[Some material]
━━━━━━━━━━━━━━━━

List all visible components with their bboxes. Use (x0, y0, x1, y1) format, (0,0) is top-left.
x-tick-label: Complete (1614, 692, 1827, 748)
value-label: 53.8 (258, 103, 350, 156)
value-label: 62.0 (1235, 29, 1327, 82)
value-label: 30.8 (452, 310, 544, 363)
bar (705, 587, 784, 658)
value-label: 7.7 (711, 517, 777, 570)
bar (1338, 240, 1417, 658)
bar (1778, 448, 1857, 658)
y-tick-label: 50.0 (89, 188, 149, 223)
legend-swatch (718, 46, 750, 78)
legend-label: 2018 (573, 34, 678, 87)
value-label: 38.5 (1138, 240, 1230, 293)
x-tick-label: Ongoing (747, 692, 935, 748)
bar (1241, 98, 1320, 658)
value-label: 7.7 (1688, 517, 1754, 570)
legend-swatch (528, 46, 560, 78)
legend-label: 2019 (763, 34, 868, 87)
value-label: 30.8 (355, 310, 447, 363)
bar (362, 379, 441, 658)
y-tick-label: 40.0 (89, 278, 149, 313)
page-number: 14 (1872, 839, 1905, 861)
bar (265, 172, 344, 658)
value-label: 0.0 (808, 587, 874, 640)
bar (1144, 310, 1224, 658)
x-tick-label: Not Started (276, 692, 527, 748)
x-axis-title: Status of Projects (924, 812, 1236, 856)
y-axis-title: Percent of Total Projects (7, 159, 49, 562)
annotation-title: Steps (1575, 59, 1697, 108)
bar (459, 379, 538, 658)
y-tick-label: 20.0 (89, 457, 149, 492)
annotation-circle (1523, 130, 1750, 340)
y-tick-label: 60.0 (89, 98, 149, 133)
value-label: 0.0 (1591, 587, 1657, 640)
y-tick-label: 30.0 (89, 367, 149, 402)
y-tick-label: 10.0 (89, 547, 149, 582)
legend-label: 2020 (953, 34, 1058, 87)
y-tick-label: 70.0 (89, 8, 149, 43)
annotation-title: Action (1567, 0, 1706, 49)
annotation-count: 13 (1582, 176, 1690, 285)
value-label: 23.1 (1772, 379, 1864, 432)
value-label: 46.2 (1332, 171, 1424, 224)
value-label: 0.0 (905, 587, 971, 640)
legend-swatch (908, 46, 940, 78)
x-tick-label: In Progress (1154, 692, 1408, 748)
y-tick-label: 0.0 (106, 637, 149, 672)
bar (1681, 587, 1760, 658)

━━━━━━━━━━━━━━━━

REQUIRED TASK:
Reproduce the material above verbatim, line for line, without any changes.

WRITTEN RESPONSE:
List all visible components with their bboxes. Use (x0, y0, x1, y1) format, (0,0) is top-left.
x-tick-label: Complete (1614, 692, 1827, 748)
value-label: 53.8 (258, 103, 350, 156)
value-label: 62.0 (1235, 29, 1327, 82)
value-label: 30.8 (452, 310, 544, 363)
bar (705, 587, 784, 658)
value-label: 7.7 (711, 517, 777, 570)
bar (1338, 240, 1417, 658)
bar (1778, 448, 1857, 658)
y-tick-label: 50.0 (89, 188, 149, 223)
legend-swatch (718, 46, 750, 78)
legend-label: 2018 (573, 34, 678, 87)
value-label: 38.5 (1138, 240, 1230, 293)
x-tick-label: Ongoing (747, 692, 935, 748)
bar (1241, 98, 1320, 658)
value-label: 7.7 (1688, 517, 1754, 570)
legend-swatch (528, 46, 560, 78)
legend-label: 2019 (763, 34, 868, 87)
value-label: 30.8 (355, 310, 447, 363)
bar (362, 379, 441, 658)
y-tick-label: 40.0 (89, 278, 149, 313)
page-number: 14 (1872, 839, 1905, 861)
bar (265, 172, 344, 658)
value-label: 0.0 (808, 587, 874, 640)
bar (1144, 310, 1224, 658)
x-tick-label: Not Started (276, 692, 527, 748)
x-axis-title: Status of Projects (924, 812, 1236, 856)
y-axis-title: Percent of Total Projects (7, 159, 49, 562)
annotation-title: Steps (1575, 59, 1697, 108)
bar (459, 379, 538, 658)
y-tick-label: 20.0 (89, 457, 149, 492)
annotation-circle (1523, 130, 1750, 340)
y-tick-label: 60.0 (89, 98, 149, 133)
value-label: 0.0 (1591, 587, 1657, 640)
y-tick-label: 30.0 (89, 367, 149, 402)
y-tick-label: 10.0 (89, 547, 149, 582)
legend-label: 2020 (953, 34, 1058, 87)
y-tick-label: 70.0 (89, 8, 149, 43)
annotation-title: Action (1567, 0, 1706, 49)
annotation-count: 13 (1582, 176, 1690, 285)
value-label: 23.1 (1772, 379, 1864, 432)
value-label: 46.2 (1332, 171, 1424, 224)
value-label: 0.0 (905, 587, 971, 640)
legend-swatch (908, 46, 940, 78)
x-tick-label: In Progress (1154, 692, 1408, 748)
y-tick-label: 0.0 (106, 637, 149, 672)
bar (1681, 587, 1760, 658)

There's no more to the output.